* EXERCISE DESCRIPTION
Go through the records and show each line where the word "work" occurs.

SUPPLIED RECORDS start

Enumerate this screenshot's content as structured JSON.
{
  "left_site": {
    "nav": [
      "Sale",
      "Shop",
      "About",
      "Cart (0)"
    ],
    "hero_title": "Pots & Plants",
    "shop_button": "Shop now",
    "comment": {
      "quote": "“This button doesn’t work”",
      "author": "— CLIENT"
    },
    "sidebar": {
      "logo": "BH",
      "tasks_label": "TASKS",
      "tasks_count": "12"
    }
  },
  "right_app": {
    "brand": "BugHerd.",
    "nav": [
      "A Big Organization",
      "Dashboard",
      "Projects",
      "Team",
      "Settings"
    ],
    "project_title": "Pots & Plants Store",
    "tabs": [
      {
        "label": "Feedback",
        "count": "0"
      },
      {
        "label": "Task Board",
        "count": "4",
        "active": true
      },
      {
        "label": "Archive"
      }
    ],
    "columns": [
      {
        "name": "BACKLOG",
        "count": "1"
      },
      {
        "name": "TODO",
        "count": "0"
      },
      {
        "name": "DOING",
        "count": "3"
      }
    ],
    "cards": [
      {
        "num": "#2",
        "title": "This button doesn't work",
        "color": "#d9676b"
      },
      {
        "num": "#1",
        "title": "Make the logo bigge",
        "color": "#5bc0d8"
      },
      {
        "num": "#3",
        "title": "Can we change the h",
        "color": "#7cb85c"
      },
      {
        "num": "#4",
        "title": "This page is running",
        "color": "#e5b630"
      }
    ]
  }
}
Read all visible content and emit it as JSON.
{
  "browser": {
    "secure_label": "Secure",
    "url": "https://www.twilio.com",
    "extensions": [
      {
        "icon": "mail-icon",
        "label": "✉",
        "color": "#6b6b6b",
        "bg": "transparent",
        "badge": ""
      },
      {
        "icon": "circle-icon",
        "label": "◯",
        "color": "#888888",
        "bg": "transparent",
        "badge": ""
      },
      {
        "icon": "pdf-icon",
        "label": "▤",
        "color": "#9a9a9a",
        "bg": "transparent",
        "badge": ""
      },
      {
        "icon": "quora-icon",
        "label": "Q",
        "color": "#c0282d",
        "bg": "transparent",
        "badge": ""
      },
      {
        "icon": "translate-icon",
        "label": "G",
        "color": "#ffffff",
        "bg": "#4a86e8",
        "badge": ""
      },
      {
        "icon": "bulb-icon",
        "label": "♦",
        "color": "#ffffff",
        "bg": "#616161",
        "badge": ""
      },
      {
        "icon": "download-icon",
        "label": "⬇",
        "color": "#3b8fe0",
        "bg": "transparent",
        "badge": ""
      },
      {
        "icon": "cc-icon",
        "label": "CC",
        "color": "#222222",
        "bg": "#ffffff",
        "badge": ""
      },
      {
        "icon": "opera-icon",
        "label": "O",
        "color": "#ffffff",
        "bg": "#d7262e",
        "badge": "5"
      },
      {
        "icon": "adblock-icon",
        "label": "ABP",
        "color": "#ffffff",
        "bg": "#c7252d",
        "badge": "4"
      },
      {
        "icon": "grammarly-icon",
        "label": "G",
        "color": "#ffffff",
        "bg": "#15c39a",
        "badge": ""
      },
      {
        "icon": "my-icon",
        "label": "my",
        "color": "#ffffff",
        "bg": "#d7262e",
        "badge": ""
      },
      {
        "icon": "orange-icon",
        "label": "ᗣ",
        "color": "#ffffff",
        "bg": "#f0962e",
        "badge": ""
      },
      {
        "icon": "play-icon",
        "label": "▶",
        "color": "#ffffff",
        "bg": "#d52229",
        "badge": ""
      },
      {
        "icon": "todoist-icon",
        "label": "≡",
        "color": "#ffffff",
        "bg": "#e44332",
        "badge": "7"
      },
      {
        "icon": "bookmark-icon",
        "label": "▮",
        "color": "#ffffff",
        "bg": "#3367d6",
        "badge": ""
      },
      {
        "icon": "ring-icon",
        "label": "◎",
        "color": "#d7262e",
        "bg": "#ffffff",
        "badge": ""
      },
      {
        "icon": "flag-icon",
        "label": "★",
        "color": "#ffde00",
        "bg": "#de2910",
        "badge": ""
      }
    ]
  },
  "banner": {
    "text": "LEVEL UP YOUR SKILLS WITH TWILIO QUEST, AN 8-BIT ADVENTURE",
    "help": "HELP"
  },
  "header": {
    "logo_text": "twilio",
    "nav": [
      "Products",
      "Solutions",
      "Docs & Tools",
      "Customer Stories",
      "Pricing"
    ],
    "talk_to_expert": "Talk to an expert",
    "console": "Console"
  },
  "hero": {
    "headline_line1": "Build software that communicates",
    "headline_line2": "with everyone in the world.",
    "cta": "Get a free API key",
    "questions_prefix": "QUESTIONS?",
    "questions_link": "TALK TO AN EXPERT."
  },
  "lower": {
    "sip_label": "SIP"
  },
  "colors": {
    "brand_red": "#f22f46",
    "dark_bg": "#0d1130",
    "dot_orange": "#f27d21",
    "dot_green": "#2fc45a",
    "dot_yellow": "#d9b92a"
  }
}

SUPPLIED RECORDS end

* SOLVED EXERCISE
      "quote": "“This button doesn’t work”",
        "title": "This button doesn't work",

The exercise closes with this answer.